## Required work
1. Summarize the sermon on Jesus being anointed by a sinful woman in two sentences.
2. Carry the sermon on the woman who anoints Jesus' feet forward from its final sentence.

## Source passage
-- -- --
Jesus anointed by a sinful woman
This afternoon we are continuing our series of sermons on the gospel account of Luke and today we’re looking at this passage about a woman who anoints Jesus’ feet with her tears. The account is very short, almost to the point of being terse, and yet is amazingly rich.
We can explore our pride and our miseries, our hopes and our fears, but Luke has a clear intention in recording this story to make us ask who Jesus really is.
It is difficult with our modern eyes not to read the story with a critical distance which might see problems in the woman being the emotional wreck in the story who seems to feel guilt, and a need for a man to console her whilst the other man is proud and aloof and happy with his lot. Of course that isn't to deny that the woman at least seems to be positively cast as being in touch with her feelings, whilst the proud man is embarrassed for his lack of care.
We may also think that this belongs to a pre modern world before humankind had come of age and learned to determine our own fates. We used to be fettered by guilt, by a sense of obligation to a deity, but now we have grown up, we have become the free masters of our own destinies, and we no longer need to submit and weep about a failed sense of obligation or guilt.
This story therefore may interest us as a historical curiosity, or it may touch us with its humanity, but it would alarm us to think that it had anything substantial to say about reality or truth.
We will look at some of these objections in more detail shortly, but it seems to me that the story is so radical, that it addresses them directly itself.
We need to get a feel for the historical and social context of the story to fully appreciate what is going on, and we may be surprised how the story has the potential to subvert our assumptions.
It is a remarkable feature of the stories Luke tells that they contain so many elements which seem mundane and earthed descriptions of recognisable life at the time, and yet the stories are so profound that they have an almost mythical quality, that is timeless and infinite and speak directly to our deepest needs.
Why did the Pharisee Simon invite Jesus around for a meal? Was it a genuine desire to spend time with this renowned teacher, or because of a desire to meet the man whom was being talked about across the land for miracles he was apparently performing? Or was it a cynical attempt to show who Jesus really was, a man who taught great things, but kept bad company, and shouldn't really be allowed into respectable society.
We all I guess have had the experience of being embarrassed by our hidden agendas. One of my daughters walked into my bedroom the other morning, and I said ‘good morning’, and she started complaining about something that was going on that day, to which Karin my wife said, ‘you didn't say good morning to your daddy.’
Perhaps Simon was caught up in the great event he organised, that he forgot basic courtesies. He had probably invited his more highly respected friends from the temple, priests, teachers of the law, officials and the like. When Jesus arrived you can imagine the introductions. ‘Jesus, meet, so and so, a very distinguished academic...’, ‘yes, that's Jesus over there, the one who everyone’s talking about at the moment. It is a good opportunity to see whether he lives up to the hype don't you think. I'm pleased I have arranged this event to check out his credentials, aren't you?’
But there is this detail about Jesus’ feet which seems to have escaped Simon’s attention. In first century towns, the streets were filthy, covered in animal faeces, and were probably dry and dusty. It was normal practice to welcome someone into your house by arranging for a servant to wash your guests feet, particularly I suspect if they were coming round for food. Another tradition which would be a bit like offering a cup of tea, or a light pre dinner refreshment would be to anoint someone's head with oil. Again, the hot and dusty streets, might leave your skin dried and cracked and some oil would serve to freshen you up.
-- -- --
## Source data
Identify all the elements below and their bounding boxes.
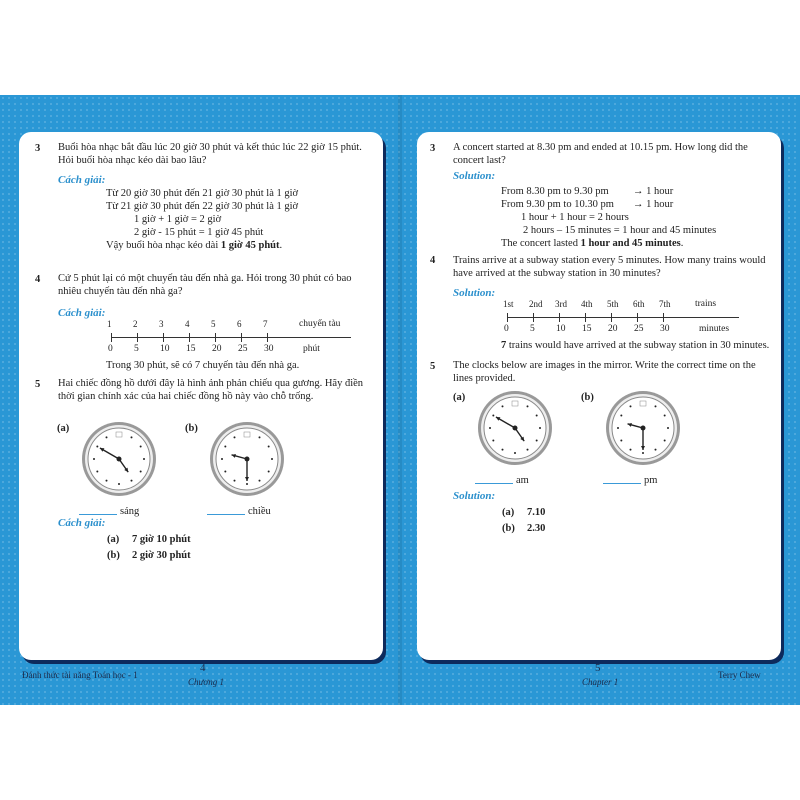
-- -- --
## Outputs in order
1. Part of a series on Luke's gospel, the sermon examines the brief but rich account of a woman anointing Jesus' feet with her tears, which Luke records to make readers ask who Jesus really is. It weighs modern objections to the story, asks why the Pharisee Simon invited Jesus to a meal, and suggests Simon overlooked the customary courtesies of washing a guest's feet and anointing the guest's head with oil.

2.
For formal meals people used the Roman model of reclining at the table rather than sitting. That is they would lie down, with their heads at the table end, and their feet pointing away from the table.
Ancient near Eastern society did not operate with the same rules of privacy at home that we have today, and other people seemed fairly free to pop in and see what was going on. Perhaps for great banquets this was even encouraged as part of the show. Without TV, or Wimbledon or the European championships, and in small villages and towns such events were presumably an important source of entertainment and interest for everyone.
At any event a woman came in and had with her a small alabaster jar of perfume. This would have been a luxury item, and was clearly brought deliberately, perhaps with the intention of anointing Jesus’s head. But because he was already reclining when she arrived, she firstly wept at his feet so much that she made them wet, and then she dried these smelly, unwashed, dirty feet, with her long hair, and then poured her perfume on them.
But her presence wasn't welcomed by all, and her attention to Jesus raised eyebrows. Firstly women were regarded as second class citizens at the time, and would not be welcome at the table in such esteemed company, and secondly she was known as someone who was a sinner, someone whose life was a bit of a mess, whose behaviour was publicly known to fall short of accepted standards. Traditionally she has been thought to be a prostitute with herlong hair been drawn attention to in artistic representations. We know that the word sinner was a widely used and generic term for such people, who were also considered second class citizens.
All these details root this story firmly in its 1st century, near eastern context. This unembellished account contains strong evidence that it is an authentic story, describing real events. But the story tells us a lot more about perennial human realities, than these quirky first century historical details. Like wise men and women down the ages when Jesus speaks, he speaks beyond his local context to wider humanity. But perhaps distinctively from most of these other wise people his words seem to be directed very personally at the depths of our individual humanity. And in a way that is clearly distinct from all other teachers who have commanded any sort of respect he has a view of who he is himself which is breathtaking in scope.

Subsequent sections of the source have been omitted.